>> START
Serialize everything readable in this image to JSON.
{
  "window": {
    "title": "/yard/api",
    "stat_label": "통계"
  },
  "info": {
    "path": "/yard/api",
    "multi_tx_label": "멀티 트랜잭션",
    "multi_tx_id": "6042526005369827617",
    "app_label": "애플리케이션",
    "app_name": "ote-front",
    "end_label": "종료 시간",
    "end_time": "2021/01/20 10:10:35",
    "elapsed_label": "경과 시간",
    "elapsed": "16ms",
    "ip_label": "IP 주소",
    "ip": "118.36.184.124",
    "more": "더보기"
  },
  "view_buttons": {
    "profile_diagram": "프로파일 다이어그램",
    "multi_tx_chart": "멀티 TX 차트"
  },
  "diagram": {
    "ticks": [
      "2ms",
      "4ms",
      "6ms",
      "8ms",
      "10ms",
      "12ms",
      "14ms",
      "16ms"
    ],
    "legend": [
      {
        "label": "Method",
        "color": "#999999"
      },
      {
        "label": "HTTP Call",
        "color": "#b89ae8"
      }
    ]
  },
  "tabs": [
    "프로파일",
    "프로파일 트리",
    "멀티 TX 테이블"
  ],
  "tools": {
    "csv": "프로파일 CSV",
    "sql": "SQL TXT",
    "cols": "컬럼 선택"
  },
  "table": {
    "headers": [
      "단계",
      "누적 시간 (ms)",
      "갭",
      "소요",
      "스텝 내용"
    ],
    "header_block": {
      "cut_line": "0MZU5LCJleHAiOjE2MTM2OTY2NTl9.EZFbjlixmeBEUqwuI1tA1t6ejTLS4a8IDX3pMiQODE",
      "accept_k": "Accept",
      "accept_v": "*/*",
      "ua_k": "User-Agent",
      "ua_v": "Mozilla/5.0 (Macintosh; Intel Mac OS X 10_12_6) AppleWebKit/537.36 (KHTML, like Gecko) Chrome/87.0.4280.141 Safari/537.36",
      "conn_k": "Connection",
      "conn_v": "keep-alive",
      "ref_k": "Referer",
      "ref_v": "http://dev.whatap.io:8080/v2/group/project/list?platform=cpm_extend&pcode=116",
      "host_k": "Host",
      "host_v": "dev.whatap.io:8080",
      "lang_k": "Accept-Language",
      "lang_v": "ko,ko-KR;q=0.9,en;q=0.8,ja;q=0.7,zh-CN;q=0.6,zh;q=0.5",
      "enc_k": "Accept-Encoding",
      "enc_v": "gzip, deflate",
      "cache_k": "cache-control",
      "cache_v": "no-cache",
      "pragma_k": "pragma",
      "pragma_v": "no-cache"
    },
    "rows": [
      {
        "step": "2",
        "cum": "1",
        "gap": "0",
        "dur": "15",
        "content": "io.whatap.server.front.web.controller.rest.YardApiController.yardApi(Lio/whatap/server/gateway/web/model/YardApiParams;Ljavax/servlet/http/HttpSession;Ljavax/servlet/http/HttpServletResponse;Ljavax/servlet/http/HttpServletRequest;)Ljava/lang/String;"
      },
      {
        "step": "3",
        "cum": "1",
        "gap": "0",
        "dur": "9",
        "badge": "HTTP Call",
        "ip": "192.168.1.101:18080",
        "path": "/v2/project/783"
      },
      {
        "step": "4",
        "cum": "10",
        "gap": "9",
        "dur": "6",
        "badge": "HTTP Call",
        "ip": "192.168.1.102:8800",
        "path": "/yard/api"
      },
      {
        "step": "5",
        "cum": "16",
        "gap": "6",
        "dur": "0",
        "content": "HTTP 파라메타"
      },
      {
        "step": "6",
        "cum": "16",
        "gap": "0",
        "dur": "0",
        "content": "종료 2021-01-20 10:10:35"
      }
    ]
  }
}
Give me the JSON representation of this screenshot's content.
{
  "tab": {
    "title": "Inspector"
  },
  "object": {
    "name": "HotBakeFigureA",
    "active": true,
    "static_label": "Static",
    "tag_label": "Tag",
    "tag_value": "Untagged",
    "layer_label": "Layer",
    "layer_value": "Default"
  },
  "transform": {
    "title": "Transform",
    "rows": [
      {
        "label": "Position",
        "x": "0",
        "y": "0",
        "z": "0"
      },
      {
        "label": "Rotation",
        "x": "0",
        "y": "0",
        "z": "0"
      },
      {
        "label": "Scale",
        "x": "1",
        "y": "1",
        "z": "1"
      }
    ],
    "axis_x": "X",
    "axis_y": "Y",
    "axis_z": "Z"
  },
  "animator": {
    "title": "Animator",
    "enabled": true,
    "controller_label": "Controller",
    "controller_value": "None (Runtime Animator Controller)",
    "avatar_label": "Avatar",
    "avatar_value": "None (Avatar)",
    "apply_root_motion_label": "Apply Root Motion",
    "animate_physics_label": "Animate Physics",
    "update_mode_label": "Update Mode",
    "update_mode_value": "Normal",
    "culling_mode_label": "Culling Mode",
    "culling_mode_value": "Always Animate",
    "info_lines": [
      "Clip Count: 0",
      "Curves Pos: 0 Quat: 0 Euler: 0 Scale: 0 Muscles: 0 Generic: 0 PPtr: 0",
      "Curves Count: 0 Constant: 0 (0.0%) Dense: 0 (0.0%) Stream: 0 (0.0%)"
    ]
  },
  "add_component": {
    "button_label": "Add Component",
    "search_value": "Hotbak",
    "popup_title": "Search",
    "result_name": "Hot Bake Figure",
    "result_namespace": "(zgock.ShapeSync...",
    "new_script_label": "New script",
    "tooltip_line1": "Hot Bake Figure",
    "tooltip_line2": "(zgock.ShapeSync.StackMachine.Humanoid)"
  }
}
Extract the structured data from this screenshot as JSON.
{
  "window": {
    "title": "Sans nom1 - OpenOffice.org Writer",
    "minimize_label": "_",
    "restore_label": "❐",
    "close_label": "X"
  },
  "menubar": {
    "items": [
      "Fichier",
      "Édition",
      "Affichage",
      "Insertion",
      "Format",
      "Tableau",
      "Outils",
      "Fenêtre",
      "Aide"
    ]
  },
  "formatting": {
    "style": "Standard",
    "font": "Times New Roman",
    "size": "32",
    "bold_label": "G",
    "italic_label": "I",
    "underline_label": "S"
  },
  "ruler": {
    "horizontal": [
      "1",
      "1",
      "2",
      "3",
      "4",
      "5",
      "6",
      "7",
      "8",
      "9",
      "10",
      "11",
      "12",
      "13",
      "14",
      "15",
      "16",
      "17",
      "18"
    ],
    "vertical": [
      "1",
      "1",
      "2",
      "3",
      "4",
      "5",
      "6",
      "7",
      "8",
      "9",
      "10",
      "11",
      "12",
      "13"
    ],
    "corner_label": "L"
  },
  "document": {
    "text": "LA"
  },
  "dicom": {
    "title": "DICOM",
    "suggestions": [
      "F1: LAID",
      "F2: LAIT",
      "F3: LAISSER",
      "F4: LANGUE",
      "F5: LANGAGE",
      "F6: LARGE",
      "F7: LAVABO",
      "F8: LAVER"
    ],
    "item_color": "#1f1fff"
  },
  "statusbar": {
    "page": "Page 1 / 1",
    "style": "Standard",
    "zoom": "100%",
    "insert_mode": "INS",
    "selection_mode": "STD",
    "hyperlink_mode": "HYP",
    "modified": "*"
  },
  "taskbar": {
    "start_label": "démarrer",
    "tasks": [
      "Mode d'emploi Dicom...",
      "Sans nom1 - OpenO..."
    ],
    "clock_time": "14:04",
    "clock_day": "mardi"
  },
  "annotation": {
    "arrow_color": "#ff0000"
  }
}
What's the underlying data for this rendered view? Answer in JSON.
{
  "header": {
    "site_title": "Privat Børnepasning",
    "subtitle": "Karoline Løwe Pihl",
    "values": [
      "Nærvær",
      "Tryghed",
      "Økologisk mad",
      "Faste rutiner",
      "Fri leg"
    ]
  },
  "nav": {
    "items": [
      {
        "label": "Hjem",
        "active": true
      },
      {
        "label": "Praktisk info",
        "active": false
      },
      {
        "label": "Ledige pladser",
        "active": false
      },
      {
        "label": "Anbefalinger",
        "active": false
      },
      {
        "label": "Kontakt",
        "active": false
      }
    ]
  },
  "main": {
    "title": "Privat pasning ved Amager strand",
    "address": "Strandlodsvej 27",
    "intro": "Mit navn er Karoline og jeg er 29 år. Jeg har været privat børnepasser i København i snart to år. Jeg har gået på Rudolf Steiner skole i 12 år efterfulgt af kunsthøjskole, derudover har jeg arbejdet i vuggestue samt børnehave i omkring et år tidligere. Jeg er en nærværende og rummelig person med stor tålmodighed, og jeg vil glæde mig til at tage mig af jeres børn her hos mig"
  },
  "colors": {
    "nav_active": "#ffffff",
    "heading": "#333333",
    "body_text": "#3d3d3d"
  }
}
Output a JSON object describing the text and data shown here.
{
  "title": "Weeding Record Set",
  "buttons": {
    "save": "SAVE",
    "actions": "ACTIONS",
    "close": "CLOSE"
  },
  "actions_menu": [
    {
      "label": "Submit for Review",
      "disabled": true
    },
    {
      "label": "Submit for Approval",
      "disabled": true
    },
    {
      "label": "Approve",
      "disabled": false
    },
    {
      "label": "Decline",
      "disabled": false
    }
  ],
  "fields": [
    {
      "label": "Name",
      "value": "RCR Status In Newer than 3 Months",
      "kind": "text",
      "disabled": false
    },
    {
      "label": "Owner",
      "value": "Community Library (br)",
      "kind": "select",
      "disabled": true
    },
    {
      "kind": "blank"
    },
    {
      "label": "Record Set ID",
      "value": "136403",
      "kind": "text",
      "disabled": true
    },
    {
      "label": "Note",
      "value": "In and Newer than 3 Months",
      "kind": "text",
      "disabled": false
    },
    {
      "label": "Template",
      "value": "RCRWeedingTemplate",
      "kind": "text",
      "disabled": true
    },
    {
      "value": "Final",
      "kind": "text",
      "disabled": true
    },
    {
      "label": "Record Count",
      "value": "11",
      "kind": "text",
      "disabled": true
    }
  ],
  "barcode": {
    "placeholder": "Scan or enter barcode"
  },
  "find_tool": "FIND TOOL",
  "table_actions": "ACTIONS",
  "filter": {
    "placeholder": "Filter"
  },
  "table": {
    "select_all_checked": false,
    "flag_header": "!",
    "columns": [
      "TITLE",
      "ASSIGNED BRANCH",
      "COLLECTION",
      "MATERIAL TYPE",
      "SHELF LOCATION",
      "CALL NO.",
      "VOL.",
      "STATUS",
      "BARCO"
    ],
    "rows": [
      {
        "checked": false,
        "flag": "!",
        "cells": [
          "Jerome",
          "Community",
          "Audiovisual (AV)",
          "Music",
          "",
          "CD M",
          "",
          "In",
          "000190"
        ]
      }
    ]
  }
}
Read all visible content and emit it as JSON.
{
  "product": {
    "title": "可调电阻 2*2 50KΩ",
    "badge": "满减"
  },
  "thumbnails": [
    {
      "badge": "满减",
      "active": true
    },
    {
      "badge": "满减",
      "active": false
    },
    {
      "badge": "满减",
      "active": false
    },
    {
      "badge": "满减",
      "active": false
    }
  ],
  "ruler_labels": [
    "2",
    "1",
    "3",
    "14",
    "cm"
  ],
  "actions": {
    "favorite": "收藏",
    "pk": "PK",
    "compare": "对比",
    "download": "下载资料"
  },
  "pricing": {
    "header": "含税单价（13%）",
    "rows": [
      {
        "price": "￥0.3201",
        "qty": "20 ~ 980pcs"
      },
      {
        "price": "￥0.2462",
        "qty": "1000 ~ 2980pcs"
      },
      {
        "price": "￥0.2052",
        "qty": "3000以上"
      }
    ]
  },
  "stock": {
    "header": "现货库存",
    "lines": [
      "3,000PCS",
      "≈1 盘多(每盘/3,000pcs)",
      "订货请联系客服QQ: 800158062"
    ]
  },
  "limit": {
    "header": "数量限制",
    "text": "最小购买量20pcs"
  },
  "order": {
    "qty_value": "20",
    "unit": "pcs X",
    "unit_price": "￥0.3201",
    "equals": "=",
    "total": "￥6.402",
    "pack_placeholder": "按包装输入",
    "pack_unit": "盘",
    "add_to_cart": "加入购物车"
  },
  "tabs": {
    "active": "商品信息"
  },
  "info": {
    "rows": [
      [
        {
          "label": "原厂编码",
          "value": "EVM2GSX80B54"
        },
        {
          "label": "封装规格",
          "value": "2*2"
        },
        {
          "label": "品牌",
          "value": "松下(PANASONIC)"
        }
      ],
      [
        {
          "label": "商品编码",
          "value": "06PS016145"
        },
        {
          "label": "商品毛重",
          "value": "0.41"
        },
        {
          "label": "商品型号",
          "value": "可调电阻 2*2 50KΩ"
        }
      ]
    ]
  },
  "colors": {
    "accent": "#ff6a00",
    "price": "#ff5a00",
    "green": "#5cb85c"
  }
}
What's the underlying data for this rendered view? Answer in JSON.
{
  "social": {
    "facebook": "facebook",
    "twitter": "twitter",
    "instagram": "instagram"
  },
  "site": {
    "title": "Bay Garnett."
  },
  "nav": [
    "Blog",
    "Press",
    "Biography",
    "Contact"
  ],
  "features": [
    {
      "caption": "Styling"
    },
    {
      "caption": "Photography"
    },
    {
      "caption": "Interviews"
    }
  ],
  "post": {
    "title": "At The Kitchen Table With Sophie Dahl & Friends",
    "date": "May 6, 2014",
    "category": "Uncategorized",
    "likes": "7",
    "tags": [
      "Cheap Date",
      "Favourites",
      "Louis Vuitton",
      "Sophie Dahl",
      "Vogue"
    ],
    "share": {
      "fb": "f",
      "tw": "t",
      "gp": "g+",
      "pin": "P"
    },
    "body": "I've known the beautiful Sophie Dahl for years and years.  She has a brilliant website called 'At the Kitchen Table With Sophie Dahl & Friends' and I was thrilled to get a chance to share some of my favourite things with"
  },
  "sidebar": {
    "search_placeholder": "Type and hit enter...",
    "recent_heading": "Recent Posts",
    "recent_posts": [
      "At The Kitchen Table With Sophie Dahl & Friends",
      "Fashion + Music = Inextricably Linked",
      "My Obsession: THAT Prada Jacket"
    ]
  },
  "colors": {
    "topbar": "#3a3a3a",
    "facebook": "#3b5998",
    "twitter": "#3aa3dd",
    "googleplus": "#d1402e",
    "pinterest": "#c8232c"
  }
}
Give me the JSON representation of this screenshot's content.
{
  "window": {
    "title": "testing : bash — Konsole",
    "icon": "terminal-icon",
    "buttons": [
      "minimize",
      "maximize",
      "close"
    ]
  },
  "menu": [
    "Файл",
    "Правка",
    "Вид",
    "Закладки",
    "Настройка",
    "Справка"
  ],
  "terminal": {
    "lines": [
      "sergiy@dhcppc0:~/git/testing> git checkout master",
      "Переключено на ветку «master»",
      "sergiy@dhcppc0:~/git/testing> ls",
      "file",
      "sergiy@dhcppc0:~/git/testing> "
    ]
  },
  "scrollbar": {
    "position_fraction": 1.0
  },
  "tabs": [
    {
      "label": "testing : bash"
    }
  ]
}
>> END
From the entries above, copy every line containing the word "zgock".

    "result_namespace": "(zgock.ShapeSync...",
    "tooltip_line2": "(zgock.ShapeSync.StackMachine.Humanoid)"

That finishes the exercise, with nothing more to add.